**Brief 1**
Reproduce the portion of the passage on US stocks and tariff fears that runs between "Stocks Down Despite" and "the last month.", inclusive, without changing a word.

Stocks Down Despite Dollar Selling
US stocks remain in a precarious position as we move through the back end of the week. Despite the sell off in USD over recent weeks, stock prices have plummeted with Trump’s tariff war sparking a wave of risk aversion. Indeed, stocks have been unable to benefit from the dovish shift in Fed pricing over the last month.
Weaker US data has seen pricing for a Fed cut coming back in from later in the summer where projections had been settled earlier in the year. The market is now looking for a cut by June. However, with fears that Trump’s tariff war could drive the US into recession, stock prices have been stuck in a negative cycle.
Tariff Fears Vs Inflation
Looking ahead, the big focus will remain on Trump’s tariff agenda. Any negotiations, reversal of tariffs or signs that tariffs might be reduced, should help sentiment recover leading to a rebound in stock prices. However, while Trump’s rhetoric remains aggressive and should tariffs be increased or fresh tariffs placed on other trading partners, bearish sentiment is likely to deepen with sticks vulnerable to a fresh move lower. Indeed, while yesterday’s weaker-than-forecast CPI data should have bolstered stocks, feeding into dovish Fed expectations, fears over the impact of Trump’s tariffs (yet to be seen) saw stocks reversing initial gains post-data.

**Dataset records**
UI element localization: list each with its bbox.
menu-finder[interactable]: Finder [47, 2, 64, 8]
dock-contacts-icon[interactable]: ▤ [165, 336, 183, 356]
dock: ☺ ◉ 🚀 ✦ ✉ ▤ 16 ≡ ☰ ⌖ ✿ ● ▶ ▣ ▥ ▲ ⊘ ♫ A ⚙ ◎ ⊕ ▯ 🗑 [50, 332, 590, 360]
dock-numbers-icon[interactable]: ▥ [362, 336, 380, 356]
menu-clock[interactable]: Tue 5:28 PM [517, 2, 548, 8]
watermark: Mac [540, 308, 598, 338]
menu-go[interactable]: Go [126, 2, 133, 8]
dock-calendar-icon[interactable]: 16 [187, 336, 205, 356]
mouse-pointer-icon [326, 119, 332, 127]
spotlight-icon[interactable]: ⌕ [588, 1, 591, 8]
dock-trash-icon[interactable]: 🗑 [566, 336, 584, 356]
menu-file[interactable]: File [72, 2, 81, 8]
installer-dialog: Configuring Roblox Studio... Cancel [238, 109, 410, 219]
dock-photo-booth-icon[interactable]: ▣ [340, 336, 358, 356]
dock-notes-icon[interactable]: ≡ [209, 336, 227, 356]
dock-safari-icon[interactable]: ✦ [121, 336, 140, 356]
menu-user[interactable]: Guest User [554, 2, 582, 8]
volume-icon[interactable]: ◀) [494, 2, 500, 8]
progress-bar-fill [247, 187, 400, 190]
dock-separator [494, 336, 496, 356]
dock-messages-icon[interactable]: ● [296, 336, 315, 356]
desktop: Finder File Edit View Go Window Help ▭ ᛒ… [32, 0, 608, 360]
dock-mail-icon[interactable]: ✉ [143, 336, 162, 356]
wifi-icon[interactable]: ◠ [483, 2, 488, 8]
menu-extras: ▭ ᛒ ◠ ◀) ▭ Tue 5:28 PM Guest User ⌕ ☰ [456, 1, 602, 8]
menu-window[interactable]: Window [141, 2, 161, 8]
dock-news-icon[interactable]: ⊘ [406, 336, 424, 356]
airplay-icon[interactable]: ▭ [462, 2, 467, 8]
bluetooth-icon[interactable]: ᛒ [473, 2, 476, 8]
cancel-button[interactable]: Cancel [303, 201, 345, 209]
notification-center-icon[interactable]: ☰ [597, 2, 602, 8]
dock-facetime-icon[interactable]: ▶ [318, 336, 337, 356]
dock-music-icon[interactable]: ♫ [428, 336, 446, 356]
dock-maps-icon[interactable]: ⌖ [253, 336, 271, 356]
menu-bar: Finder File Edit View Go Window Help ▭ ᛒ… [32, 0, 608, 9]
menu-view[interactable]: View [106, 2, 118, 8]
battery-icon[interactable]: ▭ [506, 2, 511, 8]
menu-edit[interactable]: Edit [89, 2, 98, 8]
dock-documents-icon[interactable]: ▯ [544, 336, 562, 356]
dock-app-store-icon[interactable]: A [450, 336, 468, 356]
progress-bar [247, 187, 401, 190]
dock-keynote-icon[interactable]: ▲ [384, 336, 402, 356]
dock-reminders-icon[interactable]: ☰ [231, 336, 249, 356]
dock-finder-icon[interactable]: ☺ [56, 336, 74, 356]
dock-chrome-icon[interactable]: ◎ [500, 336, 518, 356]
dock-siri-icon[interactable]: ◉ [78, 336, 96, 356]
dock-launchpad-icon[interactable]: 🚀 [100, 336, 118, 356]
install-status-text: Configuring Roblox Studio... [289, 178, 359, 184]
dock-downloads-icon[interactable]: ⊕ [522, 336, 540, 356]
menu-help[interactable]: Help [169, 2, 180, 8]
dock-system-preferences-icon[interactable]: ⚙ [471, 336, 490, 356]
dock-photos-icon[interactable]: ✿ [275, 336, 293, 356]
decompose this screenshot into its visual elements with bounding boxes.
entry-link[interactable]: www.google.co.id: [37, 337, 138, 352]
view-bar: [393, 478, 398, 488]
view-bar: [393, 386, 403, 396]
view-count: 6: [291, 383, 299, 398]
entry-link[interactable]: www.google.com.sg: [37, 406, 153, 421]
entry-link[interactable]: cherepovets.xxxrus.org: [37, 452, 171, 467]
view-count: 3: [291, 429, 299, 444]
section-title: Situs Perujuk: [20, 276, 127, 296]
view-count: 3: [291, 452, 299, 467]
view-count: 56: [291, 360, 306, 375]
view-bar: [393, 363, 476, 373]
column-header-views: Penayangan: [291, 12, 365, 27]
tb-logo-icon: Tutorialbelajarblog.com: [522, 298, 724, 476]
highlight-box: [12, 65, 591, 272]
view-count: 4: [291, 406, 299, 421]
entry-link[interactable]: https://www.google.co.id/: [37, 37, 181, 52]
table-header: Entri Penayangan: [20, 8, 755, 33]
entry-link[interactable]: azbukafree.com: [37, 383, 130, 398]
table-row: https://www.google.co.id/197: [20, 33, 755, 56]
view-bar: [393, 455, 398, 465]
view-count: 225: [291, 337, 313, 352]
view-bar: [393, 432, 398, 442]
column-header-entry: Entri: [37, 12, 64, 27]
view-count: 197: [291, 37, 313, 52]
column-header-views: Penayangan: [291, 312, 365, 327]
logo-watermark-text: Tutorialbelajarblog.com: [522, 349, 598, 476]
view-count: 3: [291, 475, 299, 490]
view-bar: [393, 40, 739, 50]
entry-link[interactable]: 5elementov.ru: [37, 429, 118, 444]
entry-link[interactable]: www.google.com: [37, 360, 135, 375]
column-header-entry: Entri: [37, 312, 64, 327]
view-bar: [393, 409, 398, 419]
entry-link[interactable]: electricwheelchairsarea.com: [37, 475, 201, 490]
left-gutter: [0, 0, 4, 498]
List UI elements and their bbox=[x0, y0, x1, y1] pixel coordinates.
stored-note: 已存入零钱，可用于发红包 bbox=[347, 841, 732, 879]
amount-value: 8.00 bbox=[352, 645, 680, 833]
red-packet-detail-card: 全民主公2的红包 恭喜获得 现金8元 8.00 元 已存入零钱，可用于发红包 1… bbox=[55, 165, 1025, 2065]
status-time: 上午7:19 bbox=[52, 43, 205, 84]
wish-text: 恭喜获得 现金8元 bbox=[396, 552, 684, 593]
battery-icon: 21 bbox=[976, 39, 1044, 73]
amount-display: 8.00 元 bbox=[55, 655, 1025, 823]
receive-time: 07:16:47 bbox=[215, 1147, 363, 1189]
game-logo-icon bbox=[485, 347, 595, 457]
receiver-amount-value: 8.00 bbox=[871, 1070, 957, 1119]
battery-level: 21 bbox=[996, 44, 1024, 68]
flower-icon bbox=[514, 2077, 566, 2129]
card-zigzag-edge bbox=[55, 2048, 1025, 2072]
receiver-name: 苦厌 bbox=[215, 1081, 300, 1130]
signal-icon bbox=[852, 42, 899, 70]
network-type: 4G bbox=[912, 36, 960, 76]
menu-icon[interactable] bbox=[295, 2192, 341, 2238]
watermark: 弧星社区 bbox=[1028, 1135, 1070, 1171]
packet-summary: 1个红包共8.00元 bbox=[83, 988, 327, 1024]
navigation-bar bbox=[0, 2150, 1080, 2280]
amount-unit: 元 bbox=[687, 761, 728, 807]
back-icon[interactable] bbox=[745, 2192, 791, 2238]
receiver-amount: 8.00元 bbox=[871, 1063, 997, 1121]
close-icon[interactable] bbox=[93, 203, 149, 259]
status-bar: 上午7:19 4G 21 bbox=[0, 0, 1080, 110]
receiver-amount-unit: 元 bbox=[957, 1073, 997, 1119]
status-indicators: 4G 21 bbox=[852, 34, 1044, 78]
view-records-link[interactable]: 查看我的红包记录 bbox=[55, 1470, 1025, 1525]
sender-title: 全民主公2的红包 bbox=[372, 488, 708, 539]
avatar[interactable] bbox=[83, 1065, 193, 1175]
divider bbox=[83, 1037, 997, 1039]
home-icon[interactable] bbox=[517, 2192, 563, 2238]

**Brief 2**
List every line of the records that contains the word "elements".

**Written solution 1**
Stocks Down Despite Dollar Selling
US stocks remain in a precarious position as we move through the back end of the week. Despite the sell off in USD over recent weeks, stock prices have plummeted with Trump’s tariff war sparking a wave of risk aversion. Indeed, stocks have been unable to benefit from the dovish shift in Fed pricing over the last month.

**Written solution 2**
decompose this screenshot into its visual elements with bounding boxes.
List UI elements and their bbox=[x0, y0, x1, y1] pixel coordinates.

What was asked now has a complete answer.